:: Material provided ::
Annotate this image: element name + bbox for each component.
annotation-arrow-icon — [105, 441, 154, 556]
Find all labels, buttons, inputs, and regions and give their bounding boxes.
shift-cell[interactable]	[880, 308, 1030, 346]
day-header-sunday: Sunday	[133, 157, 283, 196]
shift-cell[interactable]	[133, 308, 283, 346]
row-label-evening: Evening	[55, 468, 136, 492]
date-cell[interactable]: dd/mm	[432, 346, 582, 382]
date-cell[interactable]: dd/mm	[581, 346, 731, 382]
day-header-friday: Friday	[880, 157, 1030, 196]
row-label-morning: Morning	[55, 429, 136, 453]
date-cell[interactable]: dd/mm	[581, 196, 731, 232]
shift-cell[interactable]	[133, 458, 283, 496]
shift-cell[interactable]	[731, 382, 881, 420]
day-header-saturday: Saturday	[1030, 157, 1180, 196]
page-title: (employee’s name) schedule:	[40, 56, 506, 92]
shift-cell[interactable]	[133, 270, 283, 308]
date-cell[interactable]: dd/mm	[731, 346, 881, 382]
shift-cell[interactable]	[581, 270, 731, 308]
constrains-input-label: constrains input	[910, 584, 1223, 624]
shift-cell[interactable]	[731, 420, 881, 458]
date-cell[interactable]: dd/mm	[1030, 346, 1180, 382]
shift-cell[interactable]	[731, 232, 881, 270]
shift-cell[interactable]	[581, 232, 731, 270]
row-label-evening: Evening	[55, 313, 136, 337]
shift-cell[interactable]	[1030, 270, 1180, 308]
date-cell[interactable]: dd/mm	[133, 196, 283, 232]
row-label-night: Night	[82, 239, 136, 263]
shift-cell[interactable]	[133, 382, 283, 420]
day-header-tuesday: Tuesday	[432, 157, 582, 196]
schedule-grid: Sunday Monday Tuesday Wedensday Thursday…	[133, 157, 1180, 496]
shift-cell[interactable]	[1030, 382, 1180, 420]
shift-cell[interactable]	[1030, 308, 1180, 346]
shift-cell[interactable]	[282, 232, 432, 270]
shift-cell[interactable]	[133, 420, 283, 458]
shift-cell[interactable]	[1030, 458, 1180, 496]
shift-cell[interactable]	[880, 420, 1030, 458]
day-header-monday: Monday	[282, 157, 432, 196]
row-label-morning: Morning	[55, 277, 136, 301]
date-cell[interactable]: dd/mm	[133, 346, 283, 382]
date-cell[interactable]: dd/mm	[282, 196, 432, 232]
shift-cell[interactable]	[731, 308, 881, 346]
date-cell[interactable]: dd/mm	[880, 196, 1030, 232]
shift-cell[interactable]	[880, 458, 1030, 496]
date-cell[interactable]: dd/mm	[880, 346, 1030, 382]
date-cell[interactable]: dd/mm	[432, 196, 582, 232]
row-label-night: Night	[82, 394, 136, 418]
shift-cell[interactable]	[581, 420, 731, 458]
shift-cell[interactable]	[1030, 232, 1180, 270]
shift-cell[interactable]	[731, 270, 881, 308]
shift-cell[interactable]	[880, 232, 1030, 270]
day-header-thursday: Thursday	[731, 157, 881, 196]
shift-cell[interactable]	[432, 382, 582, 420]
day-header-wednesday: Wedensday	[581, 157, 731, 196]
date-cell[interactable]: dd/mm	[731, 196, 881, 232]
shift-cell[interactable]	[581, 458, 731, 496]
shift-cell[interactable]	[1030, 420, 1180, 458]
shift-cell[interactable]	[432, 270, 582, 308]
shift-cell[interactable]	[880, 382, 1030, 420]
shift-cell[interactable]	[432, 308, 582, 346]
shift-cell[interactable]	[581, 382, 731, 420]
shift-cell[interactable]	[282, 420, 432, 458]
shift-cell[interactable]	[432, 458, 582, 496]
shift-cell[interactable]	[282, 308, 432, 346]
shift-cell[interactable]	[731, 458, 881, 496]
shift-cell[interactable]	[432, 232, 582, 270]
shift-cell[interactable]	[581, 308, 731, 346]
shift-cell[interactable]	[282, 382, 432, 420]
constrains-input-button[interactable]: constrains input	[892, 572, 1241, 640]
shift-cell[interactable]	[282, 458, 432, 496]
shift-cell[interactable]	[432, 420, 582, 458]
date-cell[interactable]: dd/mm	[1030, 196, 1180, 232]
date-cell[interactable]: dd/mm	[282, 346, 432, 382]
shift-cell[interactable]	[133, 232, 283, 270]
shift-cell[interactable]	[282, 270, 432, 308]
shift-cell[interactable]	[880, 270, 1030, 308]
:::
Your goal:
Convert each entry above into a JSON list of strings, one string per line, skipping any blank lines.

In response:
[
  "Annotate this image: element name + bbox for each component.",
  "annotation-arrow-icon — [105, 441, 154, 556]",
  "Find all labels, buttons, inputs, and regions and give their bounding boxes.",
  "shift-cell[interactable]\t[880, 308, 1030, 346]",
  "day-header-sunday: Sunday\t[133, 157, 283, 196]",
  "shift-cell[interactable]\t[133, 308, 283, 346]",
  "row-label-evening: Evening\t[55, 468, 136, 492]",
  "date-cell[interactable]: dd/mm\t[432, 346, 582, 382]",
  "date-cell[interactable]: dd/mm\t[581, 346, 731, 382]",
  "day-header-friday: Friday\t[880, 157, 1030, 196]",
  "row-label-morning: Morning\t[55, 429, 136, 453]",
  "date-cell[interactable]: dd/mm\t[581, 196, 731, 232]",
  "shift-cell[interactable]\t[133, 458, 283, 496]",
  "shift-cell[interactable]\t[731, 382, 881, 420]",
  "day-header-saturday: Saturday\t[1030, 157, 1180, 196]",
  "page-title: (employee’s name) schedule:\t[40, 56, 506, 92]",
  "shift-cell[interactable]\t[133, 270, 283, 308]",
  "date-cell[interactable]: dd/mm\t[731, 346, 881, 382]",
  "shift-cell[interactable]\t[581, 270, 731, 308]",
  "constrains-input-label: constrains input\t[910, 584, 1223, 624]",
  "shift-cell[interactable]\t[731, 420, 881, 458]",
  "date-cell[interactable]: dd/mm\t[1030, 346, 1180, 382]",
  "shift-cell[interactable]\t[731, 232, 881, 270]",
  "shift-cell[interactable]\t[581, 232, 731, 270]",
  "row-label-evening: Evening\t[55, 313, 136, 337]",
  "shift-cell[interactable]\t[1030, 270, 1180, 308]",
  "date-cell[interactable]: dd/mm\t[133, 196, 283, 232]",
  "row-label-night: Night\t[82, 239, 136, 263]",
  "shift-cell[interactable]\t[133, 382, 283, 420]",
  "day-header-tuesday: Tuesday\t[432, 157, 582, 196]",
  "schedule-grid: Sunday Monday Tuesday Wedensday Thursday…\t[133, 157, 1180, 496]",
  "shift-cell[interactable]\t[1030, 382, 1180, 420]",
  "shift-cell[interactable]\t[1030, 308, 1180, 346]",
  "shift-cell[interactable]\t[282, 232, 432, 270]",
  "shift-cell[interactable]\t[133, 420, 283, 458]",
  "shift-cell[interactable]\t[1030, 458, 1180, 496]",
  "shift-cell[interactable]\t[880, 420, 1030, 458]",
  "day-header-monday: Monday\t[282, 157, 432, 196]",
  "row-label-morning: Morning\t[55, 277, 136, 301]",
  "date-cell[interactable]: dd/mm\t[133, 346, 283, 382]",
  "date-cell[interactable]: dd/mm\t[282, 196, 432, 232]",
  "shift-cell[interactable]\t[731, 308, 881, 346]",
  "date-cell[interactable]: dd/mm\t[880, 196, 1030, 232]",
  "shift-cell[interactable]\t[880, 458, 1030, 496]",
  "date-cell[interactable]: dd/mm\t[880, 346, 1030, 382]",
  "date-cell[interactable]: dd/mm\t[432, 196, 582, 232]",
  "row-label-night: Night\t[82, 394, 136, 418]",
  "shift-cell[interactable]\t[581, 420, 731, 458]",
  "shift-cell[interactable]\t[1030, 232, 1180, 270]",
  "shift-cell[interactable]\t[731, 270, 881, 308]",
  "shift-cell[interactable]\t[880, 232, 1030, 270]",
  "day-header-thursday: Thursday\t[731, 157, 881, 196]",
  "shift-cell[interactable]\t[432, 382, 582, 420]",
  "day-header-wednesday: Wedensday\t[581, 157, 731, 196]",
  "date-cell[interactable]: dd/mm\t[731, 196, 881, 232]",
  "shift-cell[interactable]\t[581, 458, 731, 496]",
  "shift-cell[interactable]\t[1030, 420, 1180, 458]",
  "shift-cell[interactable]\t[432, 270, 582, 308]",
  "shift-cell[interactable]\t[880, 382, 1030, 420]",
  "shift-cell[interactable]\t[432, 308, 582, 346]",
  "shift-cell[interactable]\t[581, 382, 731, 420]",
  "shift-cell[interactable]\t[282, 420, 432, 458]",
  "shift-cell[interactable]\t[432, 458, 582, 496]",
  "shift-cell[interactable]\t[282, 308, 432, 346]",
  "shift-cell[interactable]\t[731, 458, 881, 496]",
  "shift-cell[interactable]\t[432, 232, 582, 270]",
  "shift-cell[interactable]\t[581, 308, 731, 346]",
  "shift-cell[interactable]\t[282, 382, 432, 420]",
  "constrains-input-button[interactable]: constrains input\t[892, 572, 1241, 640]",
  "shift-cell[interactable]\t[282, 458, 432, 496]",
  "shift-cell[interactable]\t[432, 420, 582, 458]",
  "date-cell[interactable]: dd/mm\t[1030, 196, 1180, 232]",
  "date-cell[interactable]: dd/mm\t[282, 346, 432, 382]",
  "shift-cell[interactable]\t[133, 232, 283, 270]",
  "shift-cell[interactable]\t[282, 270, 432, 308]",
  "shift-cell[interactable]\t[880, 270, 1030, 308]"
]